──────── Supplied material ────────
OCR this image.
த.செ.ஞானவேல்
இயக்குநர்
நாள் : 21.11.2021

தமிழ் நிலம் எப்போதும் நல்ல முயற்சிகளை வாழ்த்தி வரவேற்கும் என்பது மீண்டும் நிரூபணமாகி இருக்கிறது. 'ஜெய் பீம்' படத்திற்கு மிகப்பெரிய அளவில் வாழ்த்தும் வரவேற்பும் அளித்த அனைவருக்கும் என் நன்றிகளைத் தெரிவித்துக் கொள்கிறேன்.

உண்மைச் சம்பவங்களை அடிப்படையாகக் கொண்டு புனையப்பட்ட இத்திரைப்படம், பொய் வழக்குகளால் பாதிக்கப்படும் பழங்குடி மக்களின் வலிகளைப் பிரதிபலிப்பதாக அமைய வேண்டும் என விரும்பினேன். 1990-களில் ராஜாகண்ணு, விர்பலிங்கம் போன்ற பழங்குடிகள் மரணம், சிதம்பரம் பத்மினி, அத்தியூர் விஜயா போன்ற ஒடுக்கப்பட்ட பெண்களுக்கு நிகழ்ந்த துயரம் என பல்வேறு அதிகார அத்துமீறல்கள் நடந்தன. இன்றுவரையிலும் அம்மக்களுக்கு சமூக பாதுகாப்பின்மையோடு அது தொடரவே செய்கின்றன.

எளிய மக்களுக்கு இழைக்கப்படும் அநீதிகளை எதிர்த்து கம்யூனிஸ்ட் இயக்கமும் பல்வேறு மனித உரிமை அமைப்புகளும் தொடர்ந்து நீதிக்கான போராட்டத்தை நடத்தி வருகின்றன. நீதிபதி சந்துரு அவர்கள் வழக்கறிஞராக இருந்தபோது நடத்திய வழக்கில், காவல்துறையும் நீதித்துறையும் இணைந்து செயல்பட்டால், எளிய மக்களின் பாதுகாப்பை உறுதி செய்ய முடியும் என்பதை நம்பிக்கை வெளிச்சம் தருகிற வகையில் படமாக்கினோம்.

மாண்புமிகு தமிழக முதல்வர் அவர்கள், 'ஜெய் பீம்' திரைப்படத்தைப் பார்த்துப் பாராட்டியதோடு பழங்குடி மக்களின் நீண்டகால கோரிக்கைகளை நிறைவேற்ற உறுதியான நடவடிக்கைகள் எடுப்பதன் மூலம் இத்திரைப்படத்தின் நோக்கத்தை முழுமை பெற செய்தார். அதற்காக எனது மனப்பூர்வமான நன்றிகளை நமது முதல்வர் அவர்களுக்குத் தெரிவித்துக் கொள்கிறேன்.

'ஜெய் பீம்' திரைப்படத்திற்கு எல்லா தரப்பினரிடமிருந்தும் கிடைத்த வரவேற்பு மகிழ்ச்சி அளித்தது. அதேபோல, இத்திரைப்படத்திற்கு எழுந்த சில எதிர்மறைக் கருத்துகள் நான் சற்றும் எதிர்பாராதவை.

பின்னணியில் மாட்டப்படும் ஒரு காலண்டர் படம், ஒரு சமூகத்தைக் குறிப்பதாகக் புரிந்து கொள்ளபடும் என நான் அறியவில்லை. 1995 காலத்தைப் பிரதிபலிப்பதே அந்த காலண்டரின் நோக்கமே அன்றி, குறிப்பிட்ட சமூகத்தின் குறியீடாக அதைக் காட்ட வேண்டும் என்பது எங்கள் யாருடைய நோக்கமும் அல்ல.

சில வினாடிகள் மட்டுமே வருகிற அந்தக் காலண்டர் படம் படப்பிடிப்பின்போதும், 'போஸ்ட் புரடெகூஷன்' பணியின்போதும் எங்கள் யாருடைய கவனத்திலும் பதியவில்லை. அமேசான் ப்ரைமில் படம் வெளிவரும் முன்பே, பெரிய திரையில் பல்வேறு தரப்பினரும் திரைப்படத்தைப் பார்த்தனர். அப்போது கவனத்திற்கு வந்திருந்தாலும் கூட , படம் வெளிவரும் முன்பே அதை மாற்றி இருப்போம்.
────────
Direction: Print again each line of the listing above, exactly as it appears.

Answer in full:
OCR this image.
த.செ.ஞானவேல்
இயக்குநர்
நாள் : 21.11.2021

தமிழ் நிலம் எப்போதும் நல்ல முயற்சிகளை வாழ்த்தி வரவேற்கும் என்பது மீண்டும் நிரூபணமாகி இருக்கிறது. 'ஜெய் பீம்' படத்திற்கு மிகப்பெரிய அளவில் வாழ்த்தும் வரவேற்பும் அளித்த அனைவருக்கும் என் நன்றிகளைத் தெரிவித்துக் கொள்கிறேன்.

உண்மைச் சம்பவங்களை அடிப்படையாகக் கொண்டு புனையப்பட்ட இத்திரைப்படம், பொய் வழக்குகளால் பாதிக்கப்படும் பழங்குடி மக்களின் வலிகளைப் பிரதிபலிப்பதாக அமைய வேண்டும் என விரும்பினேன். 1990-களில் ராஜாகண்ணு, விர்பலிங்கம் போன்ற பழங்குடிகள் மரணம், சிதம்பரம் பத்மினி, அத்தியூர் விஜயா போன்ற ஒடுக்கப்பட்ட பெண்களுக்கு நிகழ்ந்த துயரம் என பல்வேறு அதிகார அத்துமீறல்கள் நடந்தன. இன்றுவரையிலும் அம்மக்களுக்கு சமூக பாதுகாப்பின்மையோடு அது தொடரவே செய்கின்றன.

எளிய மக்களுக்கு இழைக்கப்படும் அநீதிகளை எதிர்த்து கம்யூனிஸ்ட் இயக்கமும் பல்வேறு மனித உரிமை அமைப்புகளும் தொடர்ந்து நீதிக்கான போராட்டத்தை நடத்தி வருகின்றன. நீதிபதி சந்துரு அவர்கள் வழக்கறிஞராக இருந்தபோது நடத்திய வழக்கில், காவல்துறையும் நீதித்துறையும் இணைந்து செயல்பட்டால், எளிய மக்களின் பாதுகாப்பை உறுதி செய்ய முடியும் என்பதை நம்பிக்கை வெளிச்சம் தருகிற வகையில் படமாக்கினோம்.

மாண்புமிகு தமிழக முதல்வர் அவர்கள், 'ஜெய் பீம்' திரைப்படத்தைப் பார்த்துப் பாராட்டியதோடு பழங்குடி மக்களின் நீண்டகால கோரிக்கைகளை நிறைவேற்ற உறுதியான நடவடிக்கைகள் எடுப்பதன் மூலம் இத்திரைப்படத்தின் நோக்கத்தை முழுமை பெற செய்தார். அதற்காக எனது மனப்பூர்வமான நன்றிகளை நமது முதல்வர் அவர்களுக்குத் தெரிவித்துக் கொள்கிறேன்.

'ஜெய் பீம்' திரைப்படத்திற்கு எல்லா தரப்பினரிடமிருந்தும் கிடைத்த வரவேற்பு மகிழ்ச்சி அளித்தது. அதேபோல, இத்திரைப்படத்திற்கு எழுந்த சில எதிர்மறைக் கருத்துகள் நான் சற்றும் எதிர்பாராதவை.

பின்னணியில் மாட்டப்படும் ஒரு காலண்டர் படம், ஒரு சமூகத்தைக் குறிப்பதாகக் புரிந்து கொள்ளபடும் என நான் அறியவில்லை. 1995 காலத்தைப் பிரதிபலிப்பதே அந்த காலண்டரின் நோக்கமே அன்றி, குறிப்பிட்ட சமூகத்தின் குறியீடாக அதைக் காட்ட வேண்டும் என்பது எங்கள் யாருடைய நோக்கமும் அல்ல.

சில வினாடிகள் மட்டுமே வருகிற அந்தக் காலண்டர் படம் படப்பிடிப்பின்போதும், 'போஸ்ட் புரடெகூஷன்' பணியின்போதும் எங்கள் யாருடைய கவனத்திலும் பதியவில்லை. அமேசான் ப்ரைமில் படம் வெளிவரும் முன்பே, பெரிய திரையில் பல்வேறு தரப்பினரும் திரைப்படத்தைப் பார்த்தனர். அப்போது கவனத்திற்கு வந்திருந்தாலும் கூட , படம் வெளிவரும் முன்பே அதை மாற்றி இருப்போம்.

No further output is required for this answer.